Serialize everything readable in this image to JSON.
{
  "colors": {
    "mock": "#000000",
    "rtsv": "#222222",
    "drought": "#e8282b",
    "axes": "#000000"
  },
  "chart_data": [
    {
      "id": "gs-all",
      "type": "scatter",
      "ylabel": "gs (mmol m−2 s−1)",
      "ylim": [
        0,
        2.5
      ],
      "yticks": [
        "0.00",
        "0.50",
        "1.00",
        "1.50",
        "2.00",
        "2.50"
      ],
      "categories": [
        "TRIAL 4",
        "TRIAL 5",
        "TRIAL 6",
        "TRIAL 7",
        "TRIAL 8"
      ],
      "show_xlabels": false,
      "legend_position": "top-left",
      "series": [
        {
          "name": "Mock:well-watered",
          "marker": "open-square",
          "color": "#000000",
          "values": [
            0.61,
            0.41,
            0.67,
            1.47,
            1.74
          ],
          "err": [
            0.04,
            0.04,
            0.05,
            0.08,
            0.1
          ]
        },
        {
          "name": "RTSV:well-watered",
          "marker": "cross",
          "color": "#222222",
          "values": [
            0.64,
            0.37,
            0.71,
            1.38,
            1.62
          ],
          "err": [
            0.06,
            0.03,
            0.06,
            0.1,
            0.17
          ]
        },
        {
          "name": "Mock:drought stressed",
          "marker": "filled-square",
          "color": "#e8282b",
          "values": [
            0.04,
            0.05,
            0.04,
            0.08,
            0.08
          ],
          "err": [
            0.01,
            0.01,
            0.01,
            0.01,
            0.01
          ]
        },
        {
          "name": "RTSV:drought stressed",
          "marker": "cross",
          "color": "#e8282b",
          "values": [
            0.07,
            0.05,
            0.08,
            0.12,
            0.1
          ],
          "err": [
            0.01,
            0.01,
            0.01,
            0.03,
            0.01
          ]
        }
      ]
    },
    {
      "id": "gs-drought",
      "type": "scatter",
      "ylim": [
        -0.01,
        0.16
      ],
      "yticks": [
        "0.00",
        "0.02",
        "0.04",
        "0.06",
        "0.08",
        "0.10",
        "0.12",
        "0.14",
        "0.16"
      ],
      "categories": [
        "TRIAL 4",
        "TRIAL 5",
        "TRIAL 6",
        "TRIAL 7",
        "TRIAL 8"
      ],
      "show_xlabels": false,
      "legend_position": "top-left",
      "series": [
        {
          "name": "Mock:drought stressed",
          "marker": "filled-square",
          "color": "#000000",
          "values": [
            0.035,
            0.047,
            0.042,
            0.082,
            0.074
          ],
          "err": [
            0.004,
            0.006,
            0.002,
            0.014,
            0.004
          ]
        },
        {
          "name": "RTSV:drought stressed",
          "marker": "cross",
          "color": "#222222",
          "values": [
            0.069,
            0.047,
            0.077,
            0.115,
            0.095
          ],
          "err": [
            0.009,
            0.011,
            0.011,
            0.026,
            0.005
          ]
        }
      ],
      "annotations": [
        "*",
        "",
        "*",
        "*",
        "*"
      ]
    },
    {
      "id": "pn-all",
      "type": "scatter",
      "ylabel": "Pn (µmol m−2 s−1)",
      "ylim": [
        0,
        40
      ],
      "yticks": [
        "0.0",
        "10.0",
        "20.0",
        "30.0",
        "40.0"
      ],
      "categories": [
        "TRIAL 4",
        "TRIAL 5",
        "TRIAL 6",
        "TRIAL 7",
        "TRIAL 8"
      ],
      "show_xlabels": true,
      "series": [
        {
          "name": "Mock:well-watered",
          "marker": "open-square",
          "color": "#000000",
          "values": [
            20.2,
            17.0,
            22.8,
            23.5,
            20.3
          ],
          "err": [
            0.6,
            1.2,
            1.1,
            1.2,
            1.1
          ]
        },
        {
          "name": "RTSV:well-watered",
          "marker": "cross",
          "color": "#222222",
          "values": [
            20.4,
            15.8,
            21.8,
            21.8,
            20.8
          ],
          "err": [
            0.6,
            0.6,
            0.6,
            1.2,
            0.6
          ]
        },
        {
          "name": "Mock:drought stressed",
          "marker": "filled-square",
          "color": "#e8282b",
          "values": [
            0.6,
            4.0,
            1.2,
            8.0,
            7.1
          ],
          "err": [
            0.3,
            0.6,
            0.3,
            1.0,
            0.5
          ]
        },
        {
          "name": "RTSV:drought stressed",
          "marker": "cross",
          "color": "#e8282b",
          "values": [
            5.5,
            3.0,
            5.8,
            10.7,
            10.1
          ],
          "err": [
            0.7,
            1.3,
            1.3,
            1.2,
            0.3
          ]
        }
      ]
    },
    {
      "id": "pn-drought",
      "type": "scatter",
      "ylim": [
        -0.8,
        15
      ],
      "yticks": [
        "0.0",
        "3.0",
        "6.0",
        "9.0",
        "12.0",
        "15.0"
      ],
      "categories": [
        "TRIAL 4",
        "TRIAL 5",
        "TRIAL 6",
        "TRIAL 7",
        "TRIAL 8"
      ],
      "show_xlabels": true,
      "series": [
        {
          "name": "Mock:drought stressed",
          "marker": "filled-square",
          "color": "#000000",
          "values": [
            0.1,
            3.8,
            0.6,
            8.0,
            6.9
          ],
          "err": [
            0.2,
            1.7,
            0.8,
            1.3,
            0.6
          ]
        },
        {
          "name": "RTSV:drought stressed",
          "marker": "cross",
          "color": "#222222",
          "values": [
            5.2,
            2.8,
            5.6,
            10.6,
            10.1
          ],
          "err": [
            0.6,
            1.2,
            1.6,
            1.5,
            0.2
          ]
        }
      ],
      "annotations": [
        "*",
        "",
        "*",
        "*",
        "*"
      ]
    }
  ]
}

→ **WHAT THE TASK ASKS**
Every line above should be printed again exactly as it stands.

→ **RESPONSE TO THIS TASK**
Serialize everything readable in this image to JSON.
{
  "colors": {
    "mock": "#000000",
    "rtsv": "#222222",
    "drought": "#e8282b",
    "axes": "#000000"
  },
  "chart_data": [
    {
      "id": "gs-all",
      "type": "scatter",
      "ylabel": "gs (mmol m−2 s−1)",
      "ylim": [
        0,
        2.5
      ],
      "yticks": [
        "0.00",
        "0.50",
        "1.00",
        "1.50",
        "2.00",
        "2.50"
      ],
      "categories": [
        "TRIAL 4",
        "TRIAL 5",
        "TRIAL 6",
        "TRIAL 7",
        "TRIAL 8"
      ],
      "show_xlabels": false,
      "legend_position": "top-left",
      "series": [
        {
          "name": "Mock:well-watered",
          "marker": "open-square",
          "color": "#000000",
          "values": [
            0.61,
            0.41,
            0.67,
            1.47,
            1.74
          ],
          "err": [
            0.04,
            0.04,
            0.05,
            0.08,
            0.1
          ]
        },
        {
          "name": "RTSV:well-watered",
          "marker": "cross",
          "color": "#222222",
          "values": [
            0.64,
            0.37,
            0.71,
            1.38,
            1.62
          ],
          "err": [
            0.06,
            0.03,
            0.06,
            0.1,
            0.17
          ]
        },
        {
          "name": "Mock:drought stressed",
          "marker": "filled-square",
          "color": "#e8282b",
          "values": [
            0.04,
            0.05,
            0.04,
            0.08,
            0.08
          ],
          "err": [
            0.01,
            0.01,
            0.01,
            0.01,
            0.01
          ]
        },
        {
          "name": "RTSV:drought stressed",
          "marker": "cross",
          "color": "#e8282b",
          "values": [
            0.07,
            0.05,
            0.08,
            0.12,
            0.1
          ],
          "err": [
            0.01,
            0.01,
            0.01,
            0.03,
            0.01
          ]
        }
      ]
    },
    {
      "id": "gs-drought",
      "type": "scatter",
      "ylim": [
        -0.01,
        0.16
      ],
      "yticks": [
        "0.00",
        "0.02",
        "0.04",
        "0.06",
        "0.08",
        "0.10",
        "0.12",
        "0.14",
        "0.16"
      ],
      "categories": [
        "TRIAL 4",
        "TRIAL 5",
        "TRIAL 6",
        "TRIAL 7",
        "TRIAL 8"
      ],
      "show_xlabels": false,
      "legend_position": "top-left",
      "series": [
        {
          "name": "Mock:drought stressed",
          "marker": "filled-square",
          "color": "#000000",
          "values": [
            0.035,
            0.047,
            0.042,
            0.082,
            0.074
          ],
          "err": [
            0.004,
            0.006,
            0.002,
            0.014,
            0.004
          ]
        },
        {
          "name": "RTSV:drought stressed",
          "marker": "cross",
          "color": "#222222",
          "values": [
            0.069,
            0.047,
            0.077,
            0.115,
            0.095
          ],
          "err": [
            0.009,
            0.011,
            0.011,
            0.026,
            0.005
          ]
        }
      ],
      "annotations": [
        "*",
        "",
        "*",
        "*",
        "*"
      ]
    },
    {
      "id": "pn-all",
      "type": "scatter",
      "ylabel": "Pn (µmol m−2 s−1)",
      "ylim": [
        0,
        40
      ],
      "yticks": [
        "0.0",
        "10.0",
        "20.0",
        "30.0",
        "40.0"
      ],
      "categories": [
        "TRIAL 4",
        "TRIAL 5",
        "TRIAL 6",
        "TRIAL 7",
        "TRIAL 8"
      ],
      "show_xlabels": true,
      "series": [
        {
          "name": "Mock:well-watered",
          "marker": "open-square",
          "color": "#000000",
          "values": [
            20.2,
            17.0,
            22.8,
            23.5,
            20.3
          ],
          "err": [
            0.6,
            1.2,
            1.1,
            1.2,
            1.1
          ]
        },
        {
          "name": "RTSV:well-watered",
          "marker": "cross",
          "color": "#222222",
          "values": [
            20.4,
            15.8,
            21.8,
            21.8,
            20.8
          ],
          "err": [
            0.6,
            0.6,
            0.6,
            1.2,
            0.6
          ]
        },
        {
          "name": "Mock:drought stressed",
          "marker": "filled-square",
          "color": "#e8282b",
          "values": [
            0.6,
            4.0,
            1.2,
            8.0,
            7.1
          ],
          "err": [
            0.3,
            0.6,
            0.3,
            1.0,
            0.5
          ]
        },
        {
          "name": "RTSV:drought stressed",
          "marker": "cross",
          "color": "#e8282b",
          "values": [
            5.5,
            3.0,
            5.8,
            10.7,
            10.1
          ],
          "err": [
            0.7,
            1.3,
            1.3,
            1.2,
            0.3
          ]
        }
      ]
    },
    {
      "id": "pn-drought",
      "type": "scatter",
      "ylim": [
        -0.8,
        15
      ],
      "yticks": [
        "0.0",
        "3.0",
        "6.0",
        "9.0",
        "12.0",
        "15.0"
      ],
      "categories": [
        "TRIAL 4",
        "TRIAL 5",
        "TRIAL 6",
        "TRIAL 7",
        "TRIAL 8"
      ],
      "show_xlabels": true,
      "series": [
        {
          "name": "Mock:drought stressed",
          "marker": "filled-square",
          "color": "#000000",
          "values": [
            0.1,
            3.8,
            0.6,
            8.0,
            6.9
          ],
          "err": [
            0.2,
            1.7,
            0.8,
            1.3,
            0.6
          ]
        },
        {
          "name": "RTSV:drought stressed",
          "marker": "cross",
          "color": "#222222",
          "values": [
            5.2,
            2.8,
            5.6,
            10.6,
            10.1
          ],
          "err": [
            0.6,
            1.2,
            1.6,
            1.5,
            0.2
          ]
        }
      ],
      "annotations": [
        "*",
        "",
        "*",
        "*",
        "*"
      ]
    }
  ]
}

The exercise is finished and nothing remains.